[Rows from a figure dataset]
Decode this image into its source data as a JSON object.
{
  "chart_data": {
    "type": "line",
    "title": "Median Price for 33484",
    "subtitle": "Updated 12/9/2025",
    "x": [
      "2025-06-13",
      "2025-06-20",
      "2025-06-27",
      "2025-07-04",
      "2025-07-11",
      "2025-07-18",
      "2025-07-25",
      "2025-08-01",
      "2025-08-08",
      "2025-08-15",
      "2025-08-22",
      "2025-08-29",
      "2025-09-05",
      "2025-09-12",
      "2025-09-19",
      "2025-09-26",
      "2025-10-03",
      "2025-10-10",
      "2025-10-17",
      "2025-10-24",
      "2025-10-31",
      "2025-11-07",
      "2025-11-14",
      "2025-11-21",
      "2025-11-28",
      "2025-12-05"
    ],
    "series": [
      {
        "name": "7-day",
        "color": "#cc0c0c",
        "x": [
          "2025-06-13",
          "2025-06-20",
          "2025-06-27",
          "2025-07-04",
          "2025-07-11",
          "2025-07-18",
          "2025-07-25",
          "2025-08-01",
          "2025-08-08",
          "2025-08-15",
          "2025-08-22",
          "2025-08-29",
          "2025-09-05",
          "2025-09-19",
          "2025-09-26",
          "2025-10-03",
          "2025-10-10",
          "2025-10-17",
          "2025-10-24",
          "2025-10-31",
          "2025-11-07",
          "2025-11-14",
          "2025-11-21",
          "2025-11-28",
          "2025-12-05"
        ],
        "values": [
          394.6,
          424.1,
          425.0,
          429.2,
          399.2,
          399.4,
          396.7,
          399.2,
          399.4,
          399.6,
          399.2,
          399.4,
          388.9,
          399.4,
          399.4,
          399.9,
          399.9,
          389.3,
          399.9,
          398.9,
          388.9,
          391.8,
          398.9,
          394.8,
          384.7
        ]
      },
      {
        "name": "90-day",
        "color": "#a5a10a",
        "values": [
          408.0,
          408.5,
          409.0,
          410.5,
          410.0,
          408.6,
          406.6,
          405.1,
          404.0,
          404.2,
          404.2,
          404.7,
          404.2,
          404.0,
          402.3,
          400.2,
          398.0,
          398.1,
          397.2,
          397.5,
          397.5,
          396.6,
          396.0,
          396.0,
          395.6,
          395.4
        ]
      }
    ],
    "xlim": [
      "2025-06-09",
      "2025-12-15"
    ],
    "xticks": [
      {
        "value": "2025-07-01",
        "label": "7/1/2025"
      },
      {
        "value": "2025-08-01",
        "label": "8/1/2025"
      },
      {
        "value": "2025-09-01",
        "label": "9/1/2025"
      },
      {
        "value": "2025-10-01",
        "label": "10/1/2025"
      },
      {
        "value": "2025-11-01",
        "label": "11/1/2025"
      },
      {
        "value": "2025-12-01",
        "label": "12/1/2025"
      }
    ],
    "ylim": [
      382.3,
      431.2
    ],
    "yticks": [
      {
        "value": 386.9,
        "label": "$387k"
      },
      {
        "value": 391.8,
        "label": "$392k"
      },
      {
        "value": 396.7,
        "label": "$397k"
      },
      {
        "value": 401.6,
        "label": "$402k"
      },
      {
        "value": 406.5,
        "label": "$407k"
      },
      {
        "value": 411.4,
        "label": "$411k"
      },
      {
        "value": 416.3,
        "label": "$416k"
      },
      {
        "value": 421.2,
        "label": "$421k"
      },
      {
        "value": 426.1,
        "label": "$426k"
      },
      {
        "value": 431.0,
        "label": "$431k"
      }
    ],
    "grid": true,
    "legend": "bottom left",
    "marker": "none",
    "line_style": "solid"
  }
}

▶ _Objective_
Using the entries above, please restate each one word for word.

▶ _Output below_
Decode this image into its source data as a JSON object.
{
  "chart_data": {
    "type": "line",
    "title": "Median Price for 33484",
    "subtitle": "Updated 12/9/2025",
    "x": [
      "2025-06-13",
      "2025-06-20",
      "2025-06-27",
      "2025-07-04",
      "2025-07-11",
      "2025-07-18",
      "2025-07-25",
      "2025-08-01",
      "2025-08-08",
      "2025-08-15",
      "2025-08-22",
      "2025-08-29",
      "2025-09-05",
      "2025-09-12",
      "2025-09-19",
      "2025-09-26",
      "2025-10-03",
      "2025-10-10",
      "2025-10-17",
      "2025-10-24",
      "2025-10-31",
      "2025-11-07",
      "2025-11-14",
      "2025-11-21",
      "2025-11-28",
      "2025-12-05"
    ],
    "series": [
      {
        "name": "7-day",
        "color": "#cc0c0c",
        "x": [
          "2025-06-13",
          "2025-06-20",
          "2025-06-27",
          "2025-07-04",
          "2025-07-11",
          "2025-07-18",
          "2025-07-25",
          "2025-08-01",
          "2025-08-08",
          "2025-08-15",
          "2025-08-22",
          "2025-08-29",
          "2025-09-05",
          "2025-09-19",
          "2025-09-26",
          "2025-10-03",
          "2025-10-10",
          "2025-10-17",
          "2025-10-24",
          "2025-10-31",
          "2025-11-07",
          "2025-11-14",
          "2025-11-21",
          "2025-11-28",
          "2025-12-05"
        ],
        "values": [
          394.6,
          424.1,
          425.0,
          429.2,
          399.2,
          399.4,
          396.7,
          399.2,
          399.4,
          399.6,
          399.2,
          399.4,
          388.9,
          399.4,
          399.4,
          399.9,
          399.9,
          389.3,
          399.9,
          398.9,
          388.9,
          391.8,
          398.9,
          394.8,
          384.7
        ]
      },
      {
        "name": "90-day",
        "color": "#a5a10a",
        "values": [
          408.0,
          408.5,
          409.0,
          410.5,
          410.0,
          408.6,
          406.6,
          405.1,
          404.0,
          404.2,
          404.2,
          404.7,
          404.2,
          404.0,
          402.3,
          400.2,
          398.0,
          398.1,
          397.2,
          397.5,
          397.5,
          396.6,
          396.0,
          396.0,
          395.6,
          395.4
        ]
      }
    ],
    "xlim": [
      "2025-06-09",
      "2025-12-15"
    ],
    "xticks": [
      {
        "value": "2025-07-01",
        "label": "7/1/2025"
      },
      {
        "value": "2025-08-01",
        "label": "8/1/2025"
      },
      {
        "value": "2025-09-01",
        "label": "9/1/2025"
      },
      {
        "value": "2025-10-01",
        "label": "10/1/2025"
      },
      {
        "value": "2025-11-01",
        "label": "11/1/2025"
      },
      {
        "value": "2025-12-01",
        "label": "12/1/2025"
      }
    ],
    "ylim": [
      382.3,
      431.2
    ],
    "yticks": [
      {
        "value": 386.9,
        "label": "$387k"
      },
      {
        "value": 391.8,
        "label": "$392k"
      },
      {
        "value": 396.7,
        "label": "$397k"
      },
      {
        "value": 401.6,
        "label": "$402k"
      },
      {
        "value": 406.5,
        "label": "$407k"
      },
      {
        "value": 411.4,
        "label": "$411k"
      },
      {
        "value": 416.3,
        "label": "$416k"
      },
      {
        "value": 421.2,
        "label": "$421k"
      },
      {
        "value": 426.1,
        "label": "$426k"
      },
      {
        "value": 431.0,
        "label": "$431k"
      }
    ],
    "grid": true,
    "legend": "bottom left",
    "marker": "none",
    "line_style": "solid"
  }
}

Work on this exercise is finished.